■ **What the task asks**: All of the material below is to be retyped exactly.

■ **Record set**:
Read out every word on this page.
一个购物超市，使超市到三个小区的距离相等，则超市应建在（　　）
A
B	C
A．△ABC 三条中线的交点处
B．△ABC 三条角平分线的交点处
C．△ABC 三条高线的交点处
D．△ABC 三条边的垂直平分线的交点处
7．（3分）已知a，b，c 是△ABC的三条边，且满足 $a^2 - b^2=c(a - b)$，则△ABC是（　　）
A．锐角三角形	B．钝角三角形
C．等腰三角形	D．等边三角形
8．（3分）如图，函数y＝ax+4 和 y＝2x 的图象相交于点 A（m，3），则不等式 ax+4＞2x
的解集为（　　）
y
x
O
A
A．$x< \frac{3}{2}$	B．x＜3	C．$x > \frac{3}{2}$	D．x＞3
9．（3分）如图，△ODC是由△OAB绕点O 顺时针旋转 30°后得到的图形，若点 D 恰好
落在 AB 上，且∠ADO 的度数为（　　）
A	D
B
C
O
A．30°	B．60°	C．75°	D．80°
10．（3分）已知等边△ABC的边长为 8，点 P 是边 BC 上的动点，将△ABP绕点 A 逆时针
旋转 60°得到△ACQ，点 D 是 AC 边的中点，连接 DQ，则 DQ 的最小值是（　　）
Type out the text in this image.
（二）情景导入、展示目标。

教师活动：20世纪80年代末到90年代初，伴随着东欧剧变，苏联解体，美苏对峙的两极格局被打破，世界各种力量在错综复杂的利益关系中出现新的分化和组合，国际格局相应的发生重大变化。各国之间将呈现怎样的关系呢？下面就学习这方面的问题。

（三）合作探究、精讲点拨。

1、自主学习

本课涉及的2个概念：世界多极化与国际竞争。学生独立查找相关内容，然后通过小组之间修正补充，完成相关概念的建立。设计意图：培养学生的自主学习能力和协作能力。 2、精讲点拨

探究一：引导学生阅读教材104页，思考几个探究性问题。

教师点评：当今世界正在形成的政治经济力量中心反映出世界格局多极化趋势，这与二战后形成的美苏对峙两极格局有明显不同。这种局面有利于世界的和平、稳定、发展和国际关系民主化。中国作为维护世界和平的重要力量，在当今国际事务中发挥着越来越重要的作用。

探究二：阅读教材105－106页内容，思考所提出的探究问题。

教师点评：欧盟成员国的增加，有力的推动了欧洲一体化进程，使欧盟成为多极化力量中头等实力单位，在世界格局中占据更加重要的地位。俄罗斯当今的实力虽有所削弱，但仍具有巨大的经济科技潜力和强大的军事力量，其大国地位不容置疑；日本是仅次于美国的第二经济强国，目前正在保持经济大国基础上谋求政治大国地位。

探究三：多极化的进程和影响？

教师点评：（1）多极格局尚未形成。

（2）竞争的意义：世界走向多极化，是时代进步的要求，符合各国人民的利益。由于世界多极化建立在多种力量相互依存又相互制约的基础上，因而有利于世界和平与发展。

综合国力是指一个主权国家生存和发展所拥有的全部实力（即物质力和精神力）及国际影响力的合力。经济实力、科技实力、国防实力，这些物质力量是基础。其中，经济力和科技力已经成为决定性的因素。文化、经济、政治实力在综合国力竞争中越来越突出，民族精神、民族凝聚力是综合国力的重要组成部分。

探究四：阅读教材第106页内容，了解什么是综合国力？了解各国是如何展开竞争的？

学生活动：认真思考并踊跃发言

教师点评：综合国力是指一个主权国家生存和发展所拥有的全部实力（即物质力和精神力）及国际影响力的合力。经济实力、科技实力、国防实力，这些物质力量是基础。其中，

■ **Output**:
Read out every word on this page.
一个购物超市，使超市到三个小区的距离相等，则超市应建在（　　）
A
B	C
A．△ABC 三条中线的交点处
B．△ABC 三条角平分线的交点处
C．△ABC 三条高线的交点处
D．△ABC 三条边的垂直平分线的交点处
7．（3分）已知a，b，c 是△ABC的三条边，且满足 $a^2 - b^2=c(a - b)$，则△ABC是（　　）
A．锐角三角形	B．钝角三角形
C．等腰三角形	D．等边三角形
8．（3分）如图，函数y＝ax+4 和 y＝2x 的图象相交于点 A（m，3），则不等式 ax+4＞2x
的解集为（　　）
y
x
O
A
A．$x< \frac{3}{2}$	B．x＜3	C．$x > \frac{3}{2}$	D．x＞3
9．（3分）如图，△ODC是由△OAB绕点O 顺时针旋转 30°后得到的图形，若点 D 恰好
落在 AB 上，且∠ADO 的度数为（　　）
A	D
B
C
O
A．30°	B．60°	C．75°	D．80°
10．（3分）已知等边△ABC的边长为 8，点 P 是边 BC 上的动点，将△ABP绕点 A 逆时针
旋转 60°得到△ACQ，点 D 是 AC 边的中点，连接 DQ，则 DQ 的最小值是（　　）
Type out the text in this image.
（二）情景导入、展示目标。

教师活动：20世纪80年代末到90年代初，伴随着东欧剧变，苏联解体，美苏对峙的两极格局被打破，世界各种力量在错综复杂的利益关系中出现新的分化和组合，国际格局相应的发生重大变化。各国之间将呈现怎样的关系呢？下面就学习这方面的问题。

（三）合作探究、精讲点拨。

1、自主学习

本课涉及的2个概念：世界多极化与国际竞争。学生独立查找相关内容，然后通过小组之间修正补充，完成相关概念的建立。设计意图：培养学生的自主学习能力和协作能力。 2、精讲点拨

探究一：引导学生阅读教材104页，思考几个探究性问题。

教师点评：当今世界正在形成的政治经济力量中心反映出世界格局多极化趋势，这与二战后形成的美苏对峙两极格局有明显不同。这种局面有利于世界的和平、稳定、发展和国际关系民主化。中国作为维护世界和平的重要力量，在当今国际事务中发挥着越来越重要的作用。

探究二：阅读教材105－106页内容，思考所提出的探究问题。

教师点评：欧盟成员国的增加，有力的推动了欧洲一体化进程，使欧盟成为多极化力量中头等实力单位，在世界格局中占据更加重要的地位。俄罗斯当今的实力虽有所削弱，但仍具有巨大的经济科技潜力和强大的军事力量，其大国地位不容置疑；日本是仅次于美国的第二经济强国，目前正在保持经济大国基础上谋求政治大国地位。

探究三：多极化的进程和影响？

教师点评：（1）多极格局尚未形成。

（2）竞争的意义：世界走向多极化，是时代进步的要求，符合各国人民的利益。由于世界多极化建立在多种力量相互依存又相互制约的基础上，因而有利于世界和平与发展。

综合国力是指一个主权国家生存和发展所拥有的全部实力（即物质力和精神力）及国际影响力的合力。经济实力、科技实力、国防实力，这些物质力量是基础。其中，经济力和科技力已经成为决定性的因素。文化、经济、政治实力在综合国力竞争中越来越突出，民族精神、民族凝聚力是综合国力的重要组成部分。

探究四：阅读教材第106页内容，了解什么是综合国力？了解各国是如何展开竞争的？

学生活动：认真思考并踊跃发言

教师点评：综合国力是指一个主权国家生存和发展所拥有的全部实力（即物质力和精神力）及国际影响力的合力。经济实力、科技实力、国防实力，这些物质力量是基础。其中，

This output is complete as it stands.